Element location data
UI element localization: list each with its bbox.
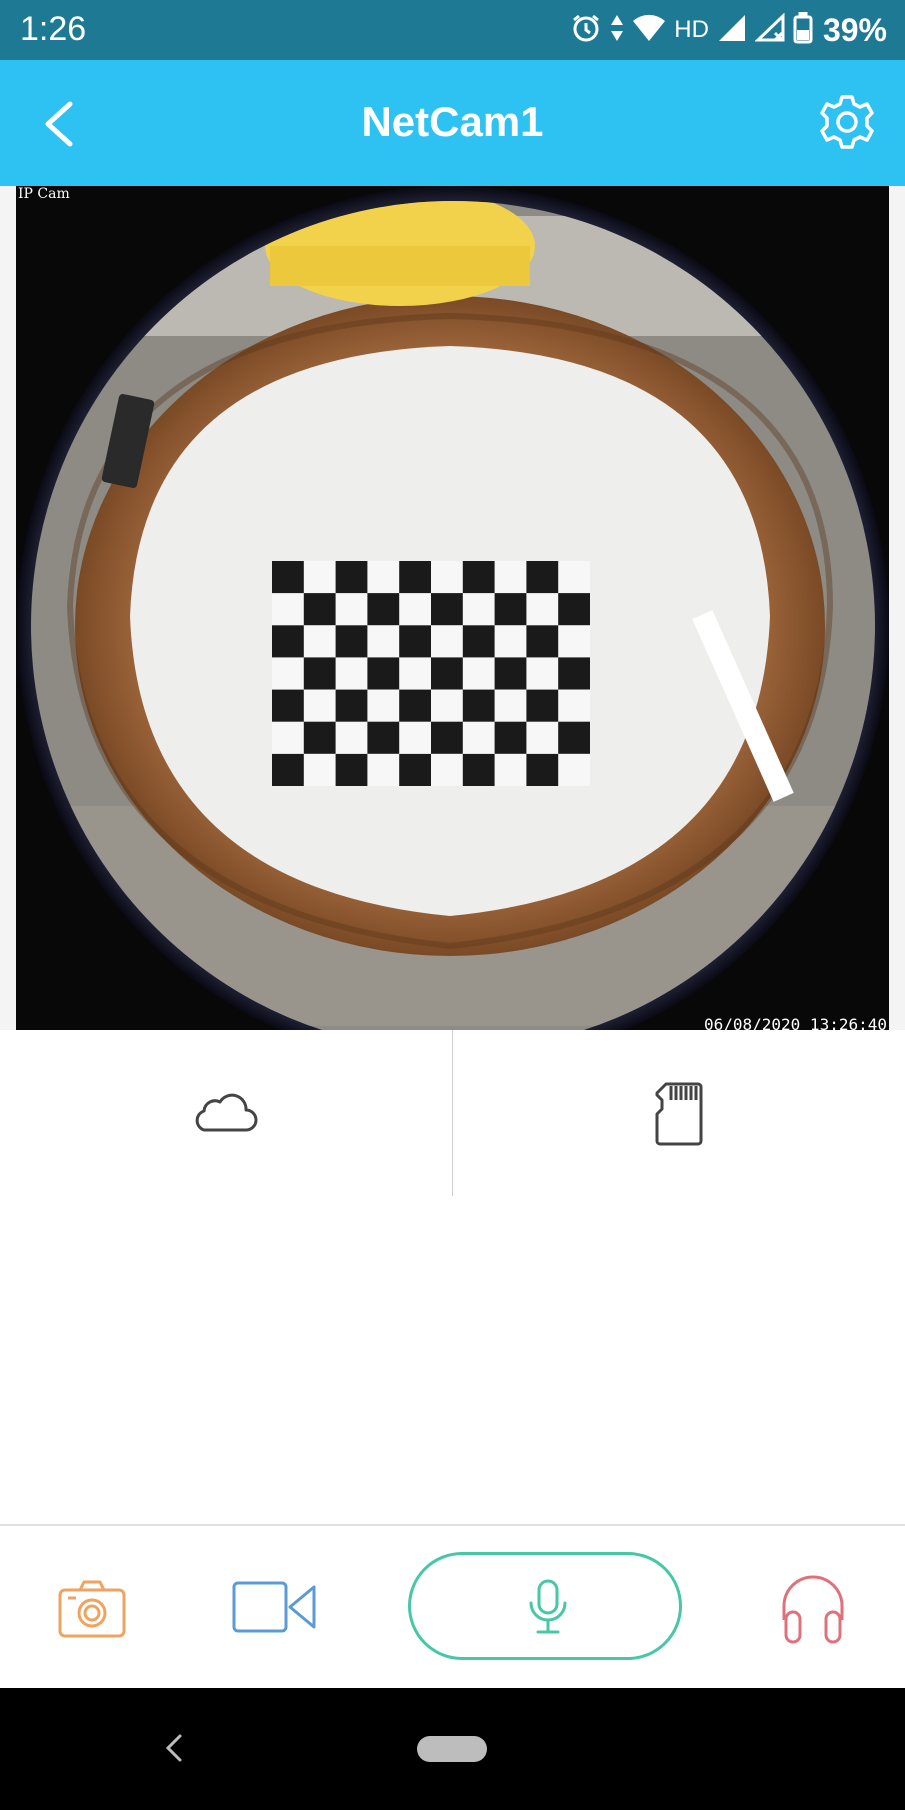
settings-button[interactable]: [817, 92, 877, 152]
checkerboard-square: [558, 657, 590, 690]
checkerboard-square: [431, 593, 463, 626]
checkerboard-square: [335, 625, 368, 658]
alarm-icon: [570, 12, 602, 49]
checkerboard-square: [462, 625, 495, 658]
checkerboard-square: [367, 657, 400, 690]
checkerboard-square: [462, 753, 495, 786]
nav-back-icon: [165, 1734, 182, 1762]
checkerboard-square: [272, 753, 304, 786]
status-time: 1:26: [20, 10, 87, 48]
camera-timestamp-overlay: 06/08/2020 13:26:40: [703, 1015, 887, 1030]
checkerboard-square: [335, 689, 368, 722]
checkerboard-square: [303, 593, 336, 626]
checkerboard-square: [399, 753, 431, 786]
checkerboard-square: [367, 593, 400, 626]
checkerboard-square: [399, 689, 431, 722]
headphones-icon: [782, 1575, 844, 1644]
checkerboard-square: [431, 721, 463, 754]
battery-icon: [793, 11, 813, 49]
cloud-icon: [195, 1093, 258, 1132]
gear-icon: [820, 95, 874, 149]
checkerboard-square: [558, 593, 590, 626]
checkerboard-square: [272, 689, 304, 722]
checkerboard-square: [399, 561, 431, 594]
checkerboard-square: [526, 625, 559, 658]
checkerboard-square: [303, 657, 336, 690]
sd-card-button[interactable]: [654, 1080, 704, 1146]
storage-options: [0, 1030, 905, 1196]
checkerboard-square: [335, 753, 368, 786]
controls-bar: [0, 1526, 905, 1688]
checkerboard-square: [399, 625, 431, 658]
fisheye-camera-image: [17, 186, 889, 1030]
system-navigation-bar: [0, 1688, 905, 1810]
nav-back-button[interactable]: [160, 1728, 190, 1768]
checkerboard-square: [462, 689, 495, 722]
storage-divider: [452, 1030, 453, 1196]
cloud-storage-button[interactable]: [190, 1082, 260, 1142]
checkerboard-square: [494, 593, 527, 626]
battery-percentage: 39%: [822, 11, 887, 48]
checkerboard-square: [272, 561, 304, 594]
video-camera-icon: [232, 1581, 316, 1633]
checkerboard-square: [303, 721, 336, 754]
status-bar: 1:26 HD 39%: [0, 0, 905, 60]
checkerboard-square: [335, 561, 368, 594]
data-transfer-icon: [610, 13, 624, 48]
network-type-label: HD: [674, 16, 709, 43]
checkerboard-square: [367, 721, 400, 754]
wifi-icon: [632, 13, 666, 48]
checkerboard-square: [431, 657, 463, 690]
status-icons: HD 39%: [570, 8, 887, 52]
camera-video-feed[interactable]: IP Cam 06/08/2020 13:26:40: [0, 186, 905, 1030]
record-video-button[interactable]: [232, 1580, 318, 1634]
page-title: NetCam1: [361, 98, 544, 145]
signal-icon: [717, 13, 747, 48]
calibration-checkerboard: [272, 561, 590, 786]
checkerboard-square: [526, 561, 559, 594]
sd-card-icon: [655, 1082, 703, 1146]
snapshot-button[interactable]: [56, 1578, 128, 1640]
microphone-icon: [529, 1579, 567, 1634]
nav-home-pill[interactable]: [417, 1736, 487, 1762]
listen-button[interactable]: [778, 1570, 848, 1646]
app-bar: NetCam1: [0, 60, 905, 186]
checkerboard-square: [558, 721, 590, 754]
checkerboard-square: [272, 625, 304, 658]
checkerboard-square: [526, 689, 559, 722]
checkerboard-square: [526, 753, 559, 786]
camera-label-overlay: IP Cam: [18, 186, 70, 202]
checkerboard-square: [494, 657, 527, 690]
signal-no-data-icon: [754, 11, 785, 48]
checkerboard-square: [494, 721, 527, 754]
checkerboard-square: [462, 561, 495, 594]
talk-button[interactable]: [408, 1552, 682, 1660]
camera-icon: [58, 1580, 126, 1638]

TASK TO CARRY OUT
Convert every line of the rows above into a JSON list of strings, one string per line, with blank lines dropped. Leave the pictures out of the output.

TASK ANSWER
[
  "UI element localization: list each with its bbox.",
  "settings-button[interactable]: [817, 92, 877, 152]",
  "checkerboard-square: [558, 657, 590, 690]",
  "checkerboard-square: [431, 593, 463, 626]",
  "checkerboard-square: [335, 625, 368, 658]",
  "alarm-icon: [570, 12, 602, 49]",
  "checkerboard-square: [462, 625, 495, 658]",
  "checkerboard-square: [367, 657, 400, 690]",
  "checkerboard-square: [462, 753, 495, 786]",
  "nav-back-icon: [165, 1734, 182, 1762]",
  "checkerboard-square: [272, 753, 304, 786]",
  "status-time: 1:26: [20, 10, 87, 48]",
  "camera-timestamp-overlay: 06/08/2020 13:26:40: [703, 1015, 887, 1030]",
  "checkerboard-square: [335, 689, 368, 722]",
  "checkerboard-square: [303, 593, 336, 626]",
  "checkerboard-square: [399, 753, 431, 786]",
  "checkerboard-square: [367, 593, 400, 626]",
  "checkerboard-square: [399, 689, 431, 722]",
  "headphones-icon: [782, 1575, 844, 1644]",
  "checkerboard-square: [431, 721, 463, 754]",
  "battery-icon: [793, 11, 813, 49]",
  "cloud-icon: [195, 1093, 258, 1132]",
  "gear-icon: [820, 95, 874, 149]",
  "checkerboard-square: [558, 593, 590, 626]",
  "checkerboard-square: [272, 689, 304, 722]",
  "checkerboard-square: [399, 561, 431, 594]",
  "checkerboard-square: [526, 625, 559, 658]",
  "checkerboard-square: [303, 657, 336, 690]",
  "sd-card-button[interactable]: [654, 1080, 704, 1146]",
  "storage-options: [0, 1030, 905, 1196]",
  "checkerboard-square: [335, 753, 368, 786]",
  "controls-bar: [0, 1526, 905, 1688]",
  "checkerboard-square: [399, 625, 431, 658]",
  "fisheye-camera-image: [17, 186, 889, 1030]",
  "system-navigation-bar: [0, 1688, 905, 1810]",
  "nav-back-button[interactable]: [160, 1728, 190, 1768]",
  "checkerboard-square: [462, 689, 495, 722]",
  "storage-divider: [452, 1030, 453, 1196]",
  "cloud-storage-button[interactable]: [190, 1082, 260, 1142]",
  "checkerboard-square: [494, 593, 527, 626]",
  "battery-percentage: 39%: [822, 11, 887, 48]",
  "checkerboard-square: [272, 561, 304, 594]",
  "video-camera-icon: [232, 1581, 316, 1633]",
  "checkerboard-square: [303, 721, 336, 754]",
  "status-bar: 1:26 HD 39%: [0, 0, 905, 60]",
  "checkerboard-square: [335, 561, 368, 594]",
  "data-transfer-icon: [610, 13, 624, 48]",
  "network-type-label: HD: [674, 16, 709, 43]",
  "checkerboard-square: [367, 721, 400, 754]",
  "wifi-icon: [632, 13, 666, 48]",
  "checkerboard-square: [431, 657, 463, 690]",
  "status-icons: HD 39%: [570, 8, 887, 52]",
  "camera-video-feed[interactable]: IP Cam 06/08/2020 13:26:40: [0, 186, 905, 1030]",
  "record-video-button[interactable]: [232, 1580, 318, 1634]",
  "page-title: NetCam1: [361, 98, 544, 145]",
  "signal-icon: [717, 13, 747, 48]",
  "calibration-checkerboard: [272, 561, 590, 786]",
  "checkerboard-square: [526, 561, 559, 594]",
  "sd-card-icon: [655, 1082, 703, 1146]",
  "snapshot-button[interactable]: [56, 1578, 128, 1640]",
  "microphone-icon: [529, 1579, 567, 1634]",
  "nav-home-pill[interactable]: [417, 1736, 487, 1762]",
  "listen-button[interactable]: [778, 1570, 848, 1646]",
  "app-bar: NetCam1: [0, 60, 905, 186]",
  "checkerboard-square: [558, 721, 590, 754]",
  "checkerboard-square: [272, 625, 304, 658]",
  "checkerboard-square: [526, 689, 559, 722]",
  "checkerboard-square: [526, 753, 559, 786]",
  "camera-label-overlay: IP Cam: [18, 186, 70, 202]",
  "checkerboard-square: [494, 657, 527, 690]",
  "signal-no-data-icon: [754, 11, 785, 48]",
  "checkerboard-square: [494, 721, 527, 754]",
  "checkerboard-square: [462, 561, 495, 594]",
  "talk-button[interactable]: [408, 1552, 682, 1660]",
  "camera-icon: [58, 1580, 126, 1638]"
]